■ EXERCISE GOAL: Each line that holds the word "kind" counts once. Give the total number of such lines and nothing else.

* Start RECORDS TO PROCESS *

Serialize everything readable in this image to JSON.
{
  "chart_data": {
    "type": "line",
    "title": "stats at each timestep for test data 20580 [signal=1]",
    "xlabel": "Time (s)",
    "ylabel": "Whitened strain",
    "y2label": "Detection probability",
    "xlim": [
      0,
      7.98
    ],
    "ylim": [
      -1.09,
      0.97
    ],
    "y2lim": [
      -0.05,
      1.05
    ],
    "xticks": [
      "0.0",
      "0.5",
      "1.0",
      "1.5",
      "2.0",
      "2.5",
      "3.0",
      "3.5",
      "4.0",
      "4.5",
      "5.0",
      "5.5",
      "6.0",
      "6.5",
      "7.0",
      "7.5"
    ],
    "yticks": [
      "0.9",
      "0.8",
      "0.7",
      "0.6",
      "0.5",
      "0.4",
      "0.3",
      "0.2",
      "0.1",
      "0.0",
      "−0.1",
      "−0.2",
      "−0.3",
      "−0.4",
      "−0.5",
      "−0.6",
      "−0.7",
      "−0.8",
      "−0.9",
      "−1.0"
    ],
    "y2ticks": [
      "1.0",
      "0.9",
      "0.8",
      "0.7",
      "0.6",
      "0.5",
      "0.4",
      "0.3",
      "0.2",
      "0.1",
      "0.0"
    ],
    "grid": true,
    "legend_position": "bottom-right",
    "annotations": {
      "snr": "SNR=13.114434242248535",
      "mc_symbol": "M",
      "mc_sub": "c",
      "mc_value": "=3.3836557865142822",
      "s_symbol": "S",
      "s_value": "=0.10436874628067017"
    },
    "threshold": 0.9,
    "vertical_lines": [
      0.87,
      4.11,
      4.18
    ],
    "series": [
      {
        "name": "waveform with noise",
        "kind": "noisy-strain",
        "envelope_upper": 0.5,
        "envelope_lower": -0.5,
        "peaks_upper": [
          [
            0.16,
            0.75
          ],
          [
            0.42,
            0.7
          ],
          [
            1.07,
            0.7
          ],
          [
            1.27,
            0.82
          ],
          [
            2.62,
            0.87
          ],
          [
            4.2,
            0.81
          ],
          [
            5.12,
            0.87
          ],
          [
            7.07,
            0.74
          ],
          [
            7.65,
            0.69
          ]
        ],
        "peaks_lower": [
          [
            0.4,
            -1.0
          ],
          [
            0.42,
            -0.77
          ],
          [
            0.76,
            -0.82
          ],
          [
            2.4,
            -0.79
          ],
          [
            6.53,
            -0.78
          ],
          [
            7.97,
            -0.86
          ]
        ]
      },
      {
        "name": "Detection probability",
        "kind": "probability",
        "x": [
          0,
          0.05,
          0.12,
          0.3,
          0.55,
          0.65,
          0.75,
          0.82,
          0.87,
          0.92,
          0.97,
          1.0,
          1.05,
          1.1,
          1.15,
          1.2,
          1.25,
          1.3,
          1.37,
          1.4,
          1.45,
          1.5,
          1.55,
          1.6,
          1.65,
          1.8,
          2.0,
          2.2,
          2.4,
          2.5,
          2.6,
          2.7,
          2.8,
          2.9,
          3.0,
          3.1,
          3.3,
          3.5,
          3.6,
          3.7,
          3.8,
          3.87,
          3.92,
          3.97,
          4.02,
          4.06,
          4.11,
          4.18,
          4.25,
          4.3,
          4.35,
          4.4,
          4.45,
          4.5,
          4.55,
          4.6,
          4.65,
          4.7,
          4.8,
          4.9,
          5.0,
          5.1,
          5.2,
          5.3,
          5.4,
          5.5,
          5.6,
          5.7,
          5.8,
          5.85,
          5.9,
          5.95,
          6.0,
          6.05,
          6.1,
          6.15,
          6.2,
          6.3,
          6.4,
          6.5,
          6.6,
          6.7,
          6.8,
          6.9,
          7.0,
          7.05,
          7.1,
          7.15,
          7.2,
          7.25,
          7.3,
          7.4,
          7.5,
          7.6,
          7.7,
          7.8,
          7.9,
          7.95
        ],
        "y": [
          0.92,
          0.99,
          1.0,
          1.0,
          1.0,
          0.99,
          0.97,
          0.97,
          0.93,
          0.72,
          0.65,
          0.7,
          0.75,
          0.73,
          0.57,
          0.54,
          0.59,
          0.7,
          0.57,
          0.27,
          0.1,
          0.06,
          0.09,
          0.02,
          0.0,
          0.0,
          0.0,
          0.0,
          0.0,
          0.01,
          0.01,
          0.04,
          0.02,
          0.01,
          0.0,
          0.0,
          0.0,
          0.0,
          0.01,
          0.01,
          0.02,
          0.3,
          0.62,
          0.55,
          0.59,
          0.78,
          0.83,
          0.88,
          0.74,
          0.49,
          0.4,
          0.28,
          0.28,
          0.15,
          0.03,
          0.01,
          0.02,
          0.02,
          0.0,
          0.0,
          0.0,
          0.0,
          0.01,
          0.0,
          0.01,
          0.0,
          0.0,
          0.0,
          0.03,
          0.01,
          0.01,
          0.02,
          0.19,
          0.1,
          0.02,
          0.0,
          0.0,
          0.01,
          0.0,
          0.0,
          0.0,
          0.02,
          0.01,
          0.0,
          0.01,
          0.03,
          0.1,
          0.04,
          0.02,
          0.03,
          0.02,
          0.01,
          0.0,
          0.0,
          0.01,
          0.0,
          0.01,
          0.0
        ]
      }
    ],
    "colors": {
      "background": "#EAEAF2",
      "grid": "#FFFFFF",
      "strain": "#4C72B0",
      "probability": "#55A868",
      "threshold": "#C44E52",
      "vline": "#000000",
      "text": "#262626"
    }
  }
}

* End RECORDS TO PROCESS *

■ WRITTEN RESPONSE: 2